▶ _THE EXERCISE_: Repeat each record exactly as written, and drop any images.

◆ ◆ ◆ ◆

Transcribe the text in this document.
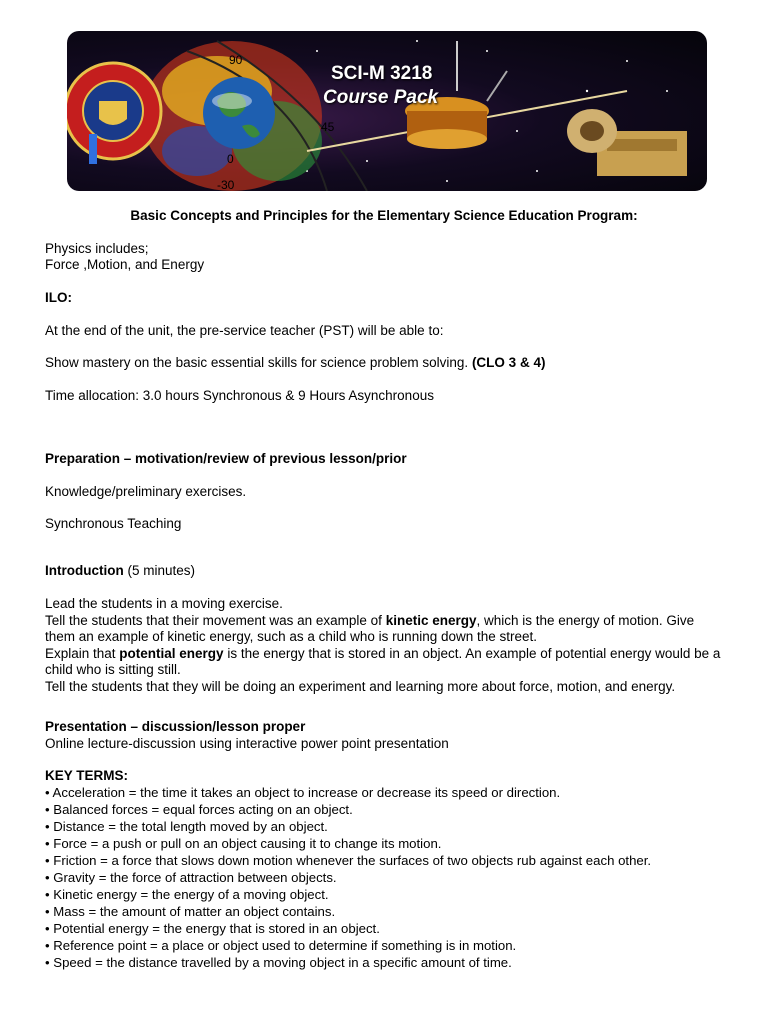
90
45
0
-30
SCI-M 3218
Course Pack
Basic Concepts and Principles for the Elementary Science Education Program:
Physics includes;
Force ,Motion, and Energy
ILO:
At the end of the unit, the pre-service teacher (PST) will be able to:
Show mastery on the basic essential skills for science problem solving. (CLO 3 & 4)
Time allocation: 3.0 hours Synchronous & 9 Hours Asynchronous
Preparation – motivation/review of previous lesson/prior
Knowledge/preliminary exercises.
Synchronous Teaching
Introduction (5 minutes)
Lead the students in a moving exercise.
Tell the students that their movement was an example of kinetic energy, which is the energy of motion. Give them an example of kinetic energy, such as a child who is running down the street.
Explain that potential energy is the energy that is stored in an object. An example of potential energy would be a child who is sitting still.
Tell the students that they will be doing an experiment and learning more about force, motion, and energy.
Presentation – discussion/lesson proper
Online lecture-discussion using interactive power point presentation
KEY TERMS:
• Acceleration = the time it takes an object to increase or decrease its speed or direction.
• Balanced forces = equal forces acting on an object.
• Distance = the total length moved by an object.
• Force = a push or pull on an object causing it to change its motion.
• Friction = a force that slows down motion whenever the surfaces of two objects rub against each other.
• Gravity = the force of attraction between objects.
• Kinetic energy = the energy of a moving object.
• Mass = the amount of matter an object contains.
• Potential energy = the energy that is stored in an object.
• Reference point = a place or object used to determine if something is in motion.
• Speed = the distance travelled by a moving object in a specific amount of time.
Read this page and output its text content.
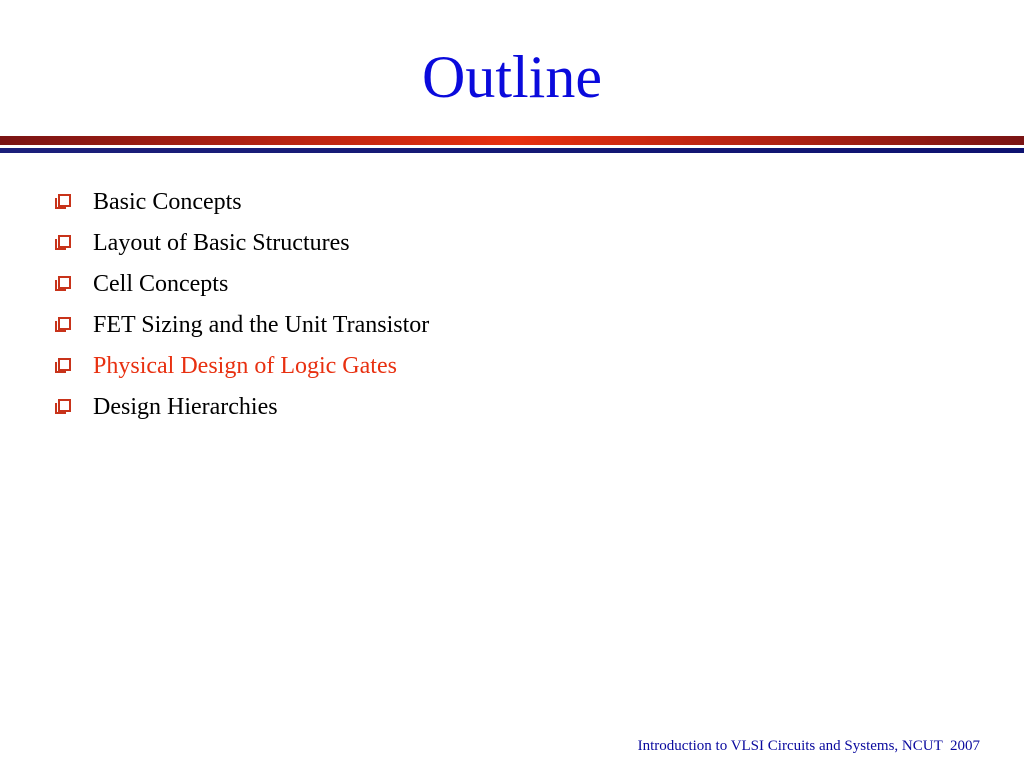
Outline
Basic Concepts
Layout of Basic Structures
Cell Concepts
FET Sizing and the Unit Transistor
Physical Design of Logic Gates
Design Hierarchies
Introduction to VLSI Circuits and Systems, NCUT  2007
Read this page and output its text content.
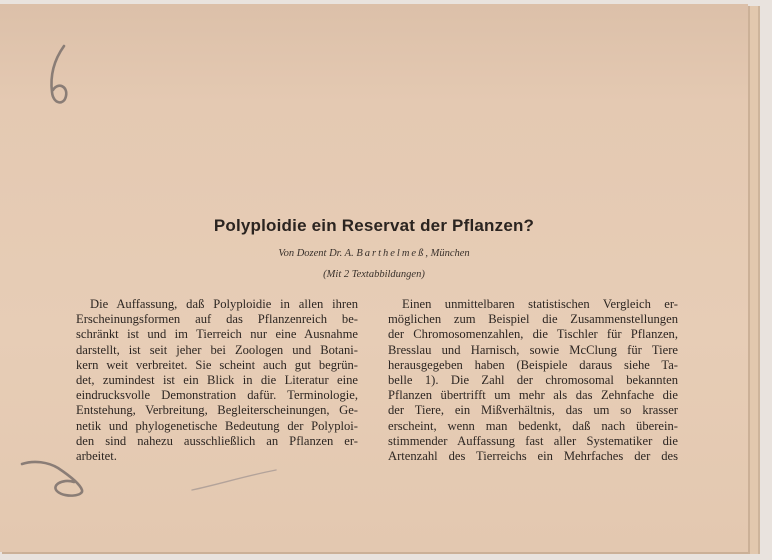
Polyploidie ein Reservat der Pflanzen?
Von Dozent Dr. A. Barthelmeß, München
(Mit 2 Textabbildungen)
Die Auffassung, daß Polyploidie in allen ihren
Erscheinungsformen auf das Pflanzenreich be-
schränkt ist und im Tierreich nur eine Ausnahme
darstellt, ist seit jeher bei Zoologen und Botani-
kern weit verbreitet. Sie scheint auch gut begrün-
det, zumindest ist ein Blick in die Literatur eine
eindrucksvolle Demonstration dafür. Terminologie,
Entstehung, Verbreitung, Begleiterscheinungen, Ge-
netik und phylogenetische Bedeutung der Polyploi-
den sind nahezu ausschließlich an Pflanzen er-
arbeitet.
Einen unmittelbaren statistischen Vergleich er-
möglichen zum Beispiel die Zusammenstellungen
der Chromosomenzahlen, die Tischler für Pflanzen,
Bresslau und Harnisch, sowie McClung für Tiere
herausgegeben haben (Beispiele daraus siehe Ta-
belle 1). Die Zahl der chromosomal bekannten
Pflanzen übertrifft um mehr als das Zehnfache die
der Tiere, ein Mißverhältnis, das um so krasser
erscheint, wenn man bedenkt, daß nach überein-
stimmender Auffassung fast aller Systematiker die
Artenzahl des Tierreichs ein Mehrfaches der des
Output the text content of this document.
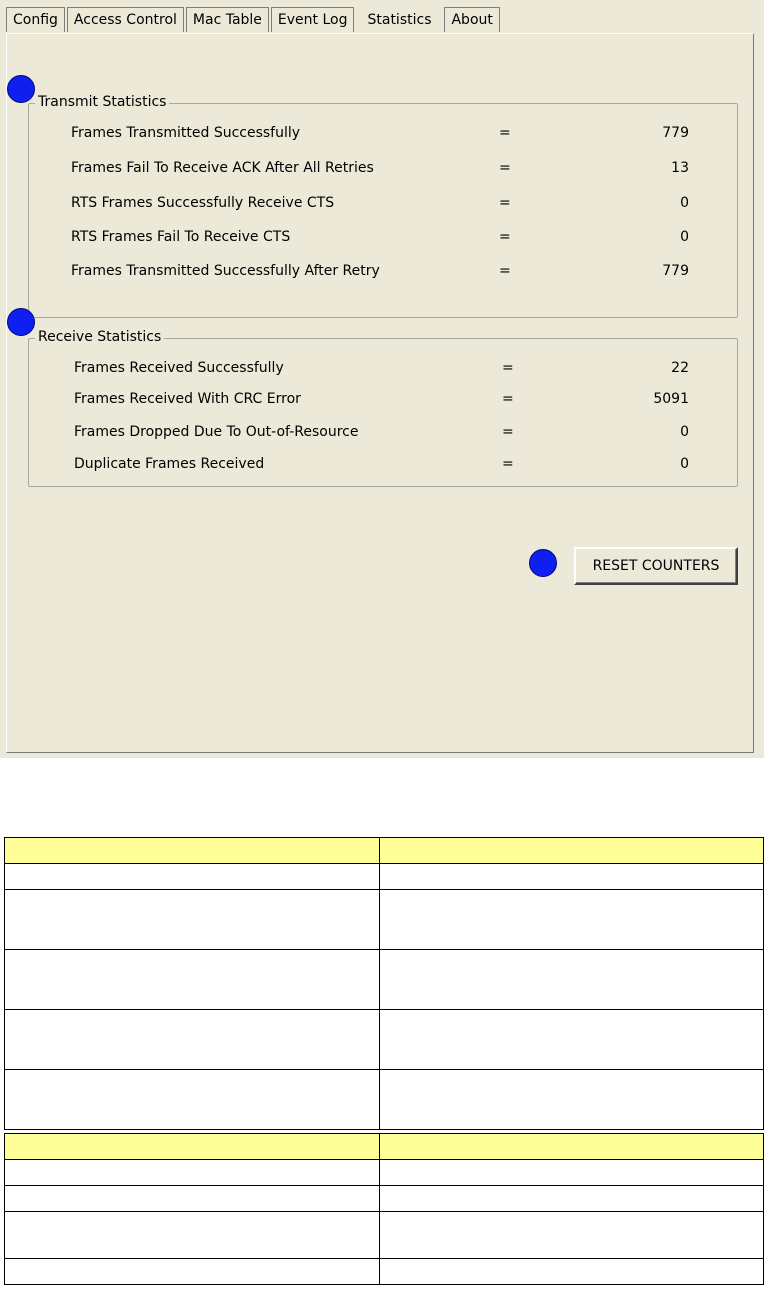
Config	Access Control	Mac Table	Event Log	Statistics	About
Transmit Statistics
Frames Transmitted Successfully	=	779
Frames Fail To Receive ACK After All Retries	=	13
RTS Frames Successfully Receive CTS	=	0
RTS Frames Fail To Receive CTS	=	0
Frames Transmitted Successfully After Retry	=	779
Receive Statistics
Frames Received Successfully	=	22
Frames Received With CRC Error	=	5091
Frames Dropped Due To Out-of-Resource	=	0
Duplicate Frames Received	=	0
RESET COUNTERS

◆ ◆ ◆ ◆

▶ _COMPLETED TASK_:
Transcribe the text in this document.
90
45
0
-30
SCI-M 3218
Course Pack
Basic Concepts and Principles for the Elementary Science Education Program:
Physics includes;
Force ,Motion, and Energy
ILO:
At the end of the unit, the pre-service teacher (PST) will be able to:
Show mastery on the basic essential skills for science problem solving. (CLO 3 & 4)
Time allocation: 3.0 hours Synchronous & 9 Hours Asynchronous
Preparation – motivation/review of previous lesson/prior
Knowledge/preliminary exercises.
Synchronous Teaching
Introduction (5 minutes)
Lead the students in a moving exercise.
Tell the students that their movement was an example of kinetic energy, which is the energy of motion. Give them an example of kinetic energy, such as a child who is running down the street.
Explain that potential energy is the energy that is stored in an object. An example of potential energy would be a child who is sitting still.
Tell the students that they will be doing an experiment and learning more about force, motion, and energy.
Presentation – discussion/lesson proper
Online lecture-discussion using interactive power point presentation
KEY TERMS:
• Acceleration = the time it takes an object to increase or decrease its speed or direction.
• Balanced forces = equal forces acting on an object.
• Distance = the total length moved by an object.
• Force = a push or pull on an object causing it to change its motion.
• Friction = a force that slows down motion whenever the surfaces of two objects rub against each other.
• Gravity = the force of attraction between objects.
• Kinetic energy = the energy of a moving object.
• Mass = the amount of matter an object contains.
• Potential energy = the energy that is stored in an object.
• Reference point = a place or object used to determine if something is in motion.
• Speed = the distance travelled by a moving object in a specific amount of time.
Read this page and output its text content.
Outline
Basic Concepts
Layout of Basic Structures
Cell Concepts
FET Sizing and the Unit Transistor
Physical Design of Logic Gates
Design Hierarchies
Introduction to VLSI Circuits and Systems, NCUT  2007
Read this page and output its text content.
Polyploidie ein Reservat der Pflanzen?
Von Dozent Dr. A. Barthelmeß, München
(Mit 2 Textabbildungen)
Die Auffassung, daß Polyploidie in allen ihren
Erscheinungsformen auf das Pflanzenreich be-
schränkt ist und im Tierreich nur eine Ausnahme
darstellt, ist seit jeher bei Zoologen und Botani-
kern weit verbreitet. Sie scheint auch gut begrün-
det, zumindest ist ein Blick in die Literatur eine
eindrucksvolle Demonstration dafür. Terminologie,
Entstehung, Verbreitung, Begleiterscheinungen, Ge-
netik und phylogenetische Bedeutung der Polyploi-
den sind nahezu ausschließlich an Pflanzen er-
arbeitet.
Einen unmittelbaren statistischen Vergleich er-
möglichen zum Beispiel die Zusammenstellungen
der Chromosomenzahlen, die Tischler für Pflanzen,
Bresslau und Harnisch, sowie McClung für Tiere
herausgegeben haben (Beispiele daraus siehe Ta-
belle 1). Die Zahl der chromosomal bekannten
Pflanzen übertrifft um mehr als das Zehnfache die
der Tiere, ein Mißverhältnis, das um so krasser
erscheint, wenn man bedenkt, daß nach überein-
stimmender Auffassung fast aller Systematiker die
Artenzahl des Tierreichs ein Mehrfaches der des
Output the text content of this document.
Config	Access Control	Mac Table	Event Log	Statistics	About
Transmit Statistics
Frames Transmitted Successfully	=	779
Frames Fail To Receive ACK After All Retries	=	13
RTS Frames Successfully Receive CTS	=	0
RTS Frames Fail To Receive CTS	=	0
Frames Transmitted Successfully After Retry	=	779
Receive Statistics
Frames Received Successfully	=	22
Frames Received With CRC Error	=	5091
Frames Dropped Due To Out-of-Resource	=	0
Duplicate Frames Received	=	0
RESET COUNTERS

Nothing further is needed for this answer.